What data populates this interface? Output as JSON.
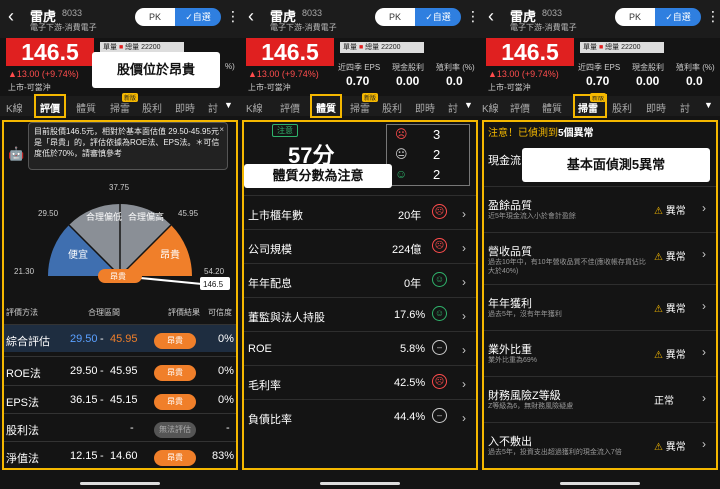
{
  "stock": {
    "name": "雷虎",
    "code": "8033",
    "industry": "電子下游-消費電子",
    "pk": "PK",
    "favorite": "✓自選",
    "price": "146.5",
    "change": "▲13.00 (+9.74%)",
    "limit": "上市-可當沖",
    "volume_prefix": "單量",
    "volume": "總量 22200",
    "eps_label": "近四季 EPS",
    "eps_value": "0.70",
    "dividend_label": "現金股利",
    "dividend_value": "0.00",
    "yield_label": "殖利率 (%)",
    "yield_value": "0.0",
    "tiny_cut": "%)"
  },
  "tabs": [
    "K線",
    "評價",
    "體質",
    "掃雷",
    "股利",
    "即時",
    "討"
  ],
  "tab_badge": "新版",
  "panel1": {
    "callout": "股價位於昂貴",
    "note": "目前股價146.5元，相對於基本面估值 29.50-45.95元是「昂貴」的，評估依據為ROE法、EPS法。＊可信度低於70%，請審慎參考",
    "note_close": "×",
    "gauge": {
      "labels": [
        "便宜",
        "合理偏低",
        "合理偏高",
        "昂貴"
      ],
      "ticks": [
        "21.30",
        "29.50",
        "37.75",
        "45.95",
        "54.20"
      ],
      "marker": "昂貴",
      "price_tag": "146.5"
    },
    "table_headers": [
      "評價方法",
      "合理區間",
      "評價結果",
      "可信度"
    ],
    "rows": [
      {
        "method": "綜合評估",
        "low": "29.50",
        "sep": " - ",
        "high": "45.95",
        "result": "昂貴",
        "conf": "0%"
      },
      {
        "method": "ROE法",
        "low": "29.50",
        "sep": " - ",
        "high": "45.95",
        "result": "昂貴",
        "conf": "0%"
      },
      {
        "method": "EPS法",
        "low": "36.15",
        "sep": " - ",
        "high": "45.15",
        "result": "昂貴",
        "conf": "0%"
      },
      {
        "method": "股利法",
        "low": "",
        "sep": "-",
        "high": "",
        "result": "無法評估",
        "conf": "-"
      },
      {
        "method": "淨值法",
        "low": "12.15",
        "sep": " - ",
        "high": "14.60",
        "result": "昂貴",
        "conf": "83%"
      }
    ]
  },
  "panel2": {
    "notice": "注意",
    "score": "57分",
    "callout": "體質分數為注意",
    "counts": [
      {
        "face": "☹",
        "n": "3"
      },
      {
        "face": "😐",
        "n": "2"
      },
      {
        "face": "☺",
        "n": "2"
      }
    ],
    "rows": [
      {
        "label": "上市櫃年數",
        "value": "20年",
        "face": "bad"
      },
      {
        "label": "公司規模",
        "value": "224億",
        "face": "bad"
      },
      {
        "label": "年年配息",
        "value": "0年",
        "face": "good"
      },
      {
        "label": "董監與法人持股",
        "value": "17.6%",
        "face": "good"
      },
      {
        "label": "ROE",
        "value": "5.8%",
        "face": "neutral"
      },
      {
        "label": "毛利率",
        "value": "42.5%",
        "face": "bad"
      },
      {
        "label": "負債比率",
        "value": "44.4%",
        "face": "neutral"
      }
    ]
  },
  "panel3": {
    "header_prefix": "注意！已偵測到",
    "header_count": "5個異常",
    "callout": "基本面偵測5異常",
    "first_title": "現金流",
    "rows": [
      {
        "title": "盈餘品質",
        "desc": "近5年現金流入小於會計盈餘",
        "status": "異常",
        "warn": true
      },
      {
        "title": "營收品質",
        "desc": "過去10年中，有10年營收品質不佳(應收帳存貨佔比大於40%)",
        "status": "異常",
        "warn": true
      },
      {
        "title": "年年獲利",
        "desc": "過去5年，沒有年年獲利",
        "status": "異常",
        "warn": true
      },
      {
        "title": "業外比重",
        "desc": "業外比重為69%",
        "status": "異常",
        "warn": true
      },
      {
        "title": "財務風險Z等級",
        "desc": "Z等級為6，無財務風險疑慮",
        "status": "正常",
        "warn": false
      },
      {
        "title": "入不敷出",
        "desc": "過去5年，投資支出超過獲利的現金流入7倍",
        "status": "異常",
        "warn": true
      }
    ]
  },
  "colors": {
    "accent": "#f5b800",
    "up": "#e02020",
    "expensive": "#f07f2a",
    "cheap": "#3f6fb0"
  }
}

▸ **Problem**
Quote the data exactly, leaving every image out of the copy.

▸ **Answer to the task**
What data populates this interface? Output as JSON.
{
  "stock": {
    "name": "雷虎",
    "code": "8033",
    "industry": "電子下游-消費電子",
    "pk": "PK",
    "favorite": "✓自選",
    "price": "146.5",
    "change": "▲13.00 (+9.74%)",
    "limit": "上市-可當沖",
    "volume_prefix": "單量",
    "volume": "總量 22200",
    "eps_label": "近四季 EPS",
    "eps_value": "0.70",
    "dividend_label": "現金股利",
    "dividend_value": "0.00",
    "yield_label": "殖利率 (%)",
    "yield_value": "0.0",
    "tiny_cut": "%)"
  },
  "tabs": [
    "K線",
    "評價",
    "體質",
    "掃雷",
    "股利",
    "即時",
    "討"
  ],
  "tab_badge": "新版",
  "panel1": {
    "callout": "股價位於昂貴",
    "note": "目前股價146.5元，相對於基本面估值 29.50-45.95元是「昂貴」的，評估依據為ROE法、EPS法。＊可信度低於70%，請審慎參考",
    "note_close": "×",
    "gauge": {
      "labels": [
        "便宜",
        "合理偏低",
        "合理偏高",
        "昂貴"
      ],
      "ticks": [
        "21.30",
        "29.50",
        "37.75",
        "45.95",
        "54.20"
      ],
      "marker": "昂貴",
      "price_tag": "146.5"
    },
    "table_headers": [
      "評價方法",
      "合理區間",
      "評價結果",
      "可信度"
    ],
    "rows": [
      {
        "method": "綜合評估",
        "low": "29.50",
        "sep": " - ",
        "high": "45.95",
        "result": "昂貴",
        "conf": "0%"
      },
      {
        "method": "ROE法",
        "low": "29.50",
        "sep": " - ",
        "high": "45.95",
        "result": "昂貴",
        "conf": "0%"
      },
      {
        "method": "EPS法",
        "low": "36.15",
        "sep": " - ",
        "high": "45.15",
        "result": "昂貴",
        "conf": "0%"
      },
      {
        "method": "股利法",
        "low": "",
        "sep": "-",
        "high": "",
        "result": "無法評估",
        "conf": "-"
      },
      {
        "method": "淨值法",
        "low": "12.15",
        "sep": " - ",
        "high": "14.60",
        "result": "昂貴",
        "conf": "83%"
      }
    ]
  },
  "panel2": {
    "notice": "注意",
    "score": "57分",
    "callout": "體質分數為注意",
    "counts": [
      {
        "face": "☹",
        "n": "3"
      },
      {
        "face": "😐",
        "n": "2"
      },
      {
        "face": "☺",
        "n": "2"
      }
    ],
    "rows": [
      {
        "label": "上市櫃年數",
        "value": "20年",
        "face": "bad"
      },
      {
        "label": "公司規模",
        "value": "224億",
        "face": "bad"
      },
      {
        "label": "年年配息",
        "value": "0年",
        "face": "good"
      },
      {
        "label": "董監與法人持股",
        "value": "17.6%",
        "face": "good"
      },
      {
        "label": "ROE",
        "value": "5.8%",
        "face": "neutral"
      },
      {
        "label": "毛利率",
        "value": "42.5%",
        "face": "bad"
      },
      {
        "label": "負債比率",
        "value": "44.4%",
        "face": "neutral"
      }
    ]
  },
  "panel3": {
    "header_prefix": "注意！已偵測到",
    "header_count": "5個異常",
    "callout": "基本面偵測5異常",
    "first_title": "現金流",
    "rows": [
      {
        "title": "盈餘品質",
        "desc": "近5年現金流入小於會計盈餘",
        "status": "異常",
        "warn": true
      },
      {
        "title": "營收品質",
        "desc": "過去10年中，有10年營收品質不佳(應收帳存貨佔比大於40%)",
        "status": "異常",
        "warn": true
      },
      {
        "title": "年年獲利",
        "desc": "過去5年，沒有年年獲利",
        "status": "異常",
        "warn": true
      },
      {
        "title": "業外比重",
        "desc": "業外比重為69%",
        "status": "異常",
        "warn": true
      },
      {
        "title": "財務風險Z等級",
        "desc": "Z等級為6，無財務風險疑慮",
        "status": "正常",
        "warn": false
      },
      {
        "title": "入不敷出",
        "desc": "過去5年，投資支出超過獲利的現金流入7倍",
        "status": "異常",
        "warn": true
      }
    ]
  },
  "colors": {
    "accent": "#f5b800",
    "up": "#e02020",
    "expensive": "#f07f2a",
    "cheap": "#3f6fb0"
  }
}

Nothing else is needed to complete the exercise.